In the listing below, locate the lines that hold "aged" and copy them.

--

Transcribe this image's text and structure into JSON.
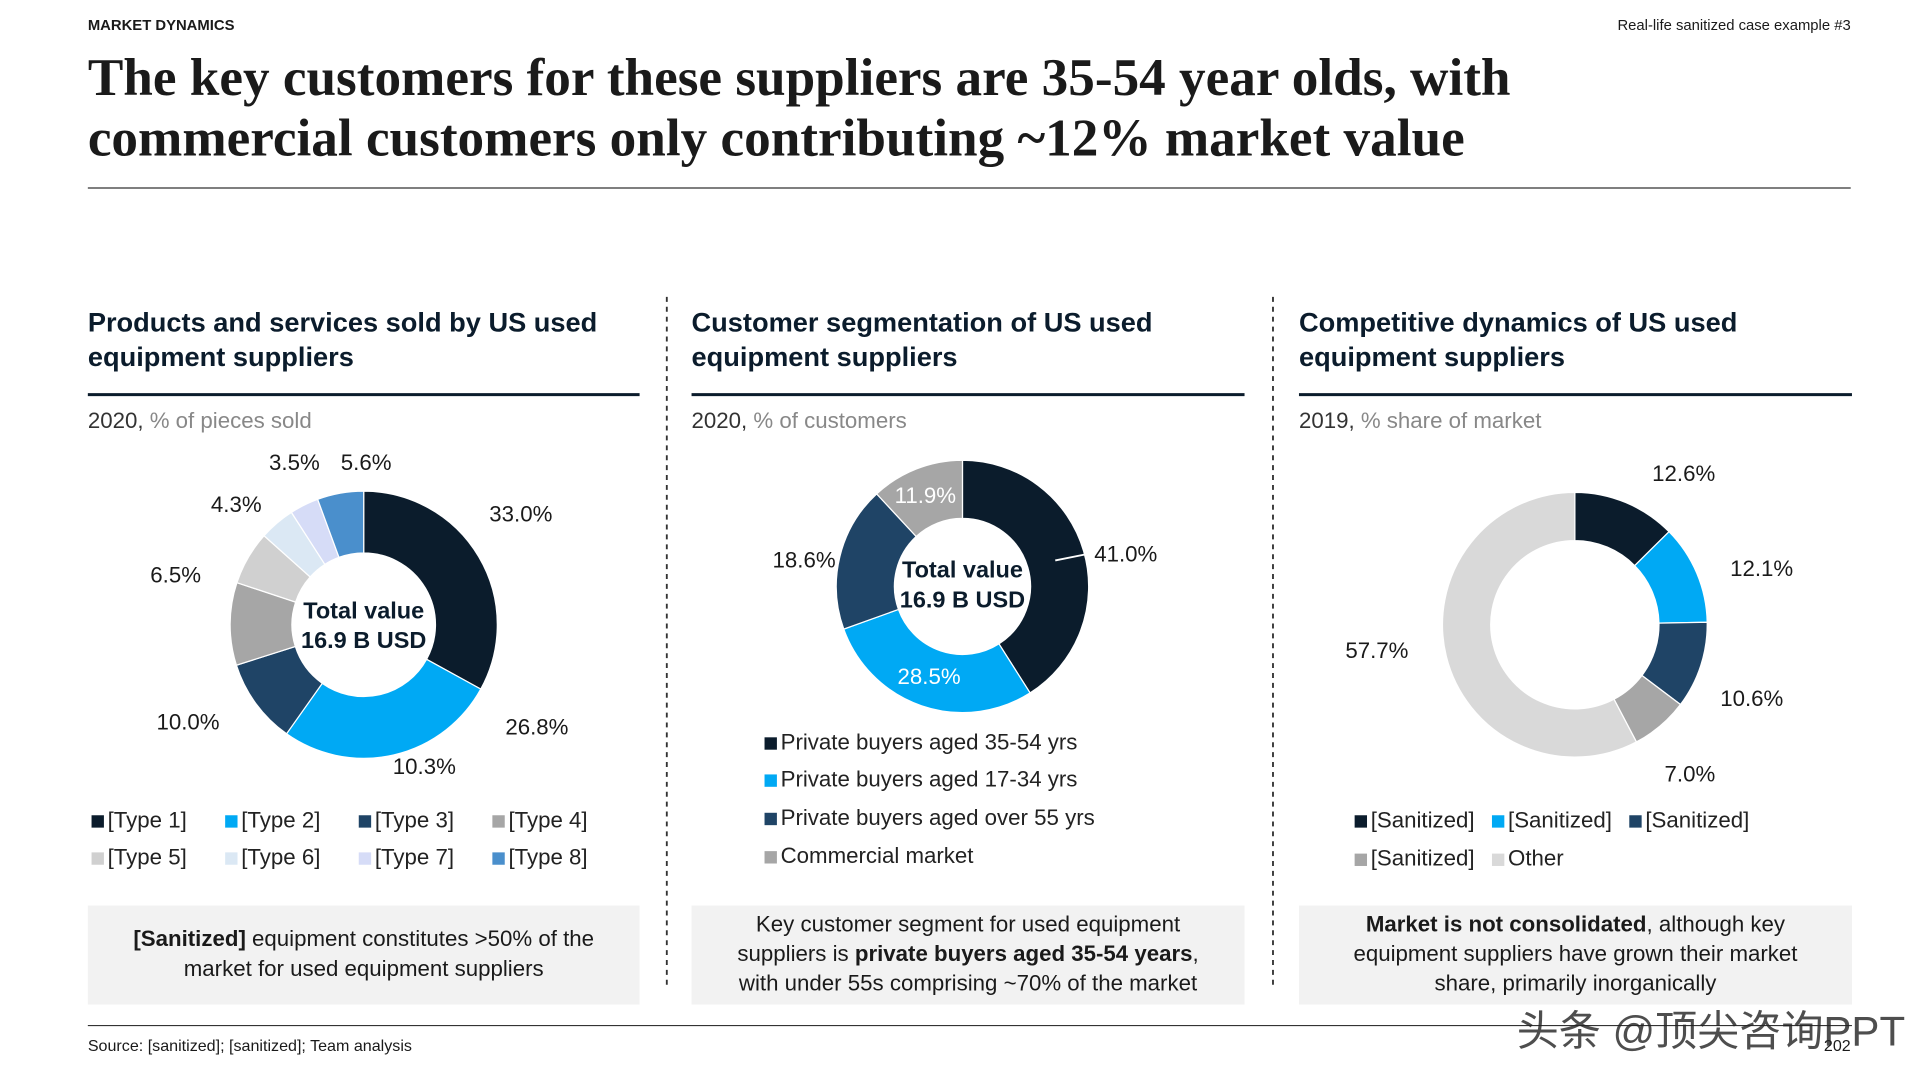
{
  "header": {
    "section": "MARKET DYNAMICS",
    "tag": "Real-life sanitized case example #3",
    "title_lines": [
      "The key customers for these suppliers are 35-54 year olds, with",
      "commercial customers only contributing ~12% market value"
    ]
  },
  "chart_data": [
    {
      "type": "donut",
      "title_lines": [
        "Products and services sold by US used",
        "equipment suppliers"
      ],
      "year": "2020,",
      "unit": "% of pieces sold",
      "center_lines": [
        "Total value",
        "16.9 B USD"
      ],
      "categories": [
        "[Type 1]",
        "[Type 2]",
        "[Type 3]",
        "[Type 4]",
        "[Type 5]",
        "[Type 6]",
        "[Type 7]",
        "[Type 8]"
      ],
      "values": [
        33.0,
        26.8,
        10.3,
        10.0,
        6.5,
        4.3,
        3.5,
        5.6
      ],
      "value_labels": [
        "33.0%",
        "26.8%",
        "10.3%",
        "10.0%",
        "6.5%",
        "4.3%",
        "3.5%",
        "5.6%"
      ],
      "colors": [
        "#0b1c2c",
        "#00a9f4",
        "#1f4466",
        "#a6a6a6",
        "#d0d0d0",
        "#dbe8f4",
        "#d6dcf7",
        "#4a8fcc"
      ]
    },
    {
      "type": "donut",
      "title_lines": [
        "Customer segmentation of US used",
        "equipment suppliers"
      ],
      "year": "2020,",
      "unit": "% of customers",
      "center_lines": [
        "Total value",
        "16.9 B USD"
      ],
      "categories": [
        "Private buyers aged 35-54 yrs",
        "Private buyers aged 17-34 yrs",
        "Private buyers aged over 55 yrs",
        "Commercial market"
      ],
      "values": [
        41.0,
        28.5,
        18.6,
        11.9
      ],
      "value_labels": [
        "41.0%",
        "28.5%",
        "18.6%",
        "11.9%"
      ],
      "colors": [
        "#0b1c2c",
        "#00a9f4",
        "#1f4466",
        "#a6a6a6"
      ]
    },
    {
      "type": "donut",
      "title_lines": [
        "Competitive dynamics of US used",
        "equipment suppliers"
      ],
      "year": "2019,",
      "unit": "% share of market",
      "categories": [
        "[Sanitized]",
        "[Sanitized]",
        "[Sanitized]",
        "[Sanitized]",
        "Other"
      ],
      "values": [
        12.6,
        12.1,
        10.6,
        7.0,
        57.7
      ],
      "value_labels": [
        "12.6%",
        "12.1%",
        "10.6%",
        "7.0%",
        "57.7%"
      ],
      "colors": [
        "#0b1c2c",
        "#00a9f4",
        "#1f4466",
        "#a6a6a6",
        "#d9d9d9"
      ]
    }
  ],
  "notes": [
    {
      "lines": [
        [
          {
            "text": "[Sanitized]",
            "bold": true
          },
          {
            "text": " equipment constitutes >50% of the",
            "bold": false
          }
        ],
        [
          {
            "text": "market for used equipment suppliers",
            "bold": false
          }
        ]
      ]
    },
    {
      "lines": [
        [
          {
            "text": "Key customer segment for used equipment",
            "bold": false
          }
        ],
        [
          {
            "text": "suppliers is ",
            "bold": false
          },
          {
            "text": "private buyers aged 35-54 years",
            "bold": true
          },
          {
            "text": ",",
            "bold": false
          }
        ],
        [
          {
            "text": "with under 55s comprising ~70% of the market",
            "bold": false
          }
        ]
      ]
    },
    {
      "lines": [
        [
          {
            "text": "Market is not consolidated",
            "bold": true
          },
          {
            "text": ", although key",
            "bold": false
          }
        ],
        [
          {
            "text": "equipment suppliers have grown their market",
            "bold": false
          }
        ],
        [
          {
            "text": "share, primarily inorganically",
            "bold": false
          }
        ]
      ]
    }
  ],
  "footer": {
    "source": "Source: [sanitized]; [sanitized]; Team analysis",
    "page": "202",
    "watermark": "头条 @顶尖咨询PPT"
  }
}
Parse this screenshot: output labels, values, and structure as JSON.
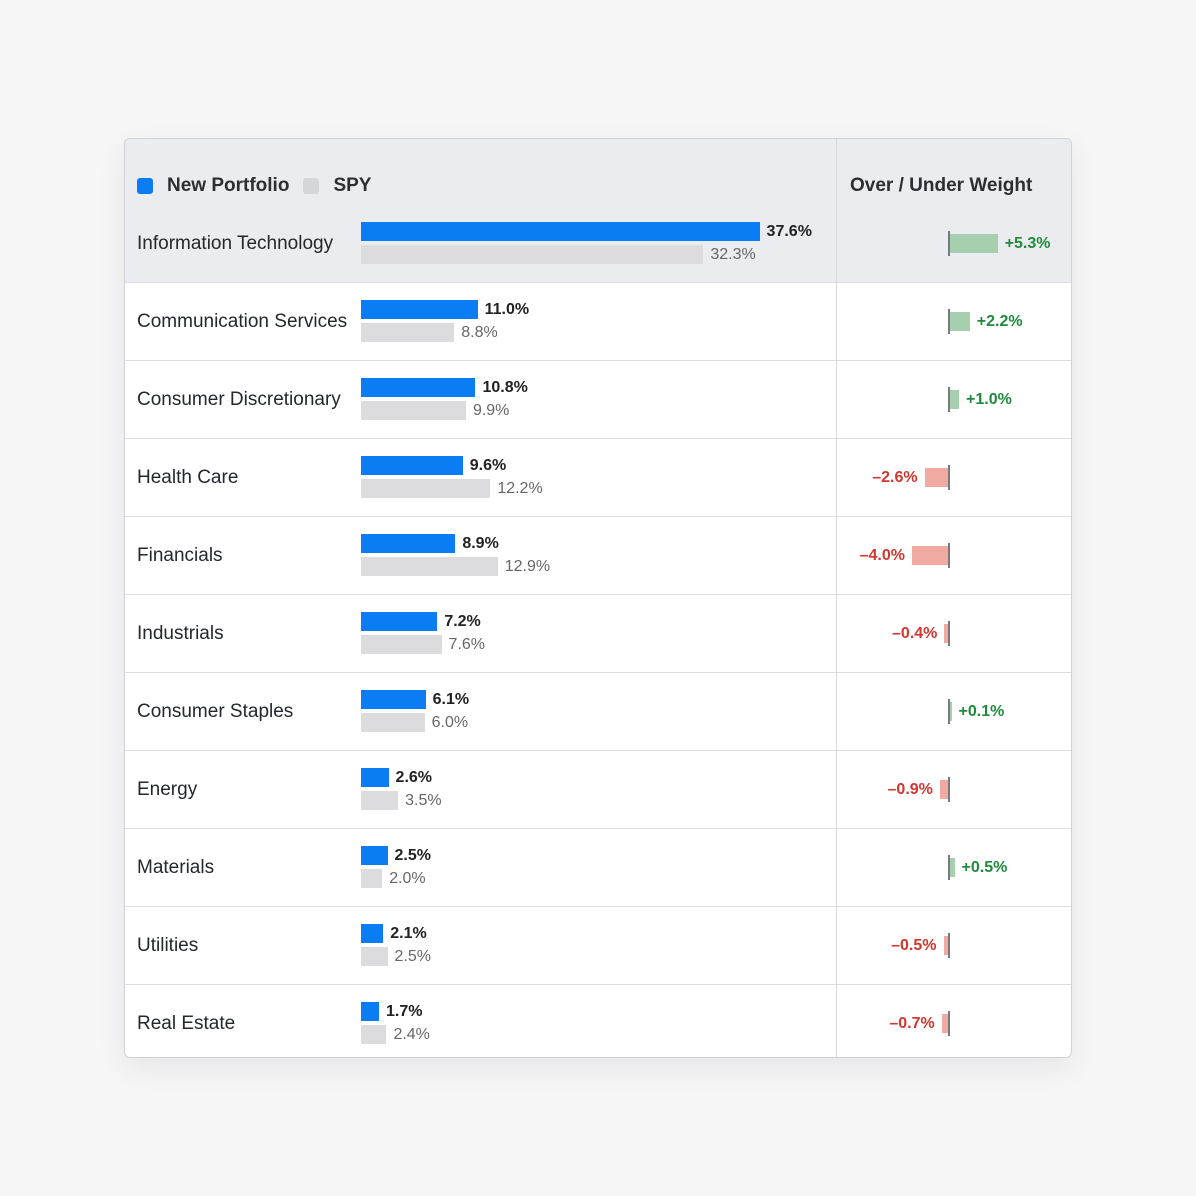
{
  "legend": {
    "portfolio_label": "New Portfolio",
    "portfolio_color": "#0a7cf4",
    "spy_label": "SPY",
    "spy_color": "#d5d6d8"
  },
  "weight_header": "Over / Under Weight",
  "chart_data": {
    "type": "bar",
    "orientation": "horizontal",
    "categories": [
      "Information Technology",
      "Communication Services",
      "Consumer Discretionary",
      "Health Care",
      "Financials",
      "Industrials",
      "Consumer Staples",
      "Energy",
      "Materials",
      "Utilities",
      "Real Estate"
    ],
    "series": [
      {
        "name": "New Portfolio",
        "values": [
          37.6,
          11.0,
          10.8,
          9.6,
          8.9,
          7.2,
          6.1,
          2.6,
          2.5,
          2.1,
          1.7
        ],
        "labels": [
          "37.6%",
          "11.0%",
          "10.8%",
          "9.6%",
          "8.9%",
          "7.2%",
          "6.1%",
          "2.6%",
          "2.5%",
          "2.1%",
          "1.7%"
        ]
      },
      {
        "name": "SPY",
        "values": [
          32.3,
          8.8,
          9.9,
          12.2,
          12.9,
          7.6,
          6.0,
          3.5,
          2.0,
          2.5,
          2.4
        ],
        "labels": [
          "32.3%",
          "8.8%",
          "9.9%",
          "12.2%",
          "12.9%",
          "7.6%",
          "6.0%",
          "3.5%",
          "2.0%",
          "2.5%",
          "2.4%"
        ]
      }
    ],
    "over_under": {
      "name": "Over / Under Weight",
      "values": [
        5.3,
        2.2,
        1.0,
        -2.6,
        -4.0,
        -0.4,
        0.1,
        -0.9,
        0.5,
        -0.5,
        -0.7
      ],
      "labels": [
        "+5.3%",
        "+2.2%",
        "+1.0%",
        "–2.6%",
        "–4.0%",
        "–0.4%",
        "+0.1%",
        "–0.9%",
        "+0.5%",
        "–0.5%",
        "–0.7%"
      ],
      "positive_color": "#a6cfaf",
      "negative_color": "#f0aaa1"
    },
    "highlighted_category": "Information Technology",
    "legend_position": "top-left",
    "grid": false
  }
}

--

▶ **Output for this task**:
        "Private buyers aged 35-54 yrs",
        "Private buyers aged 17-34 yrs",
        "Private buyers aged over 55 yrs",
            "text": "private buyers aged 35-54 years",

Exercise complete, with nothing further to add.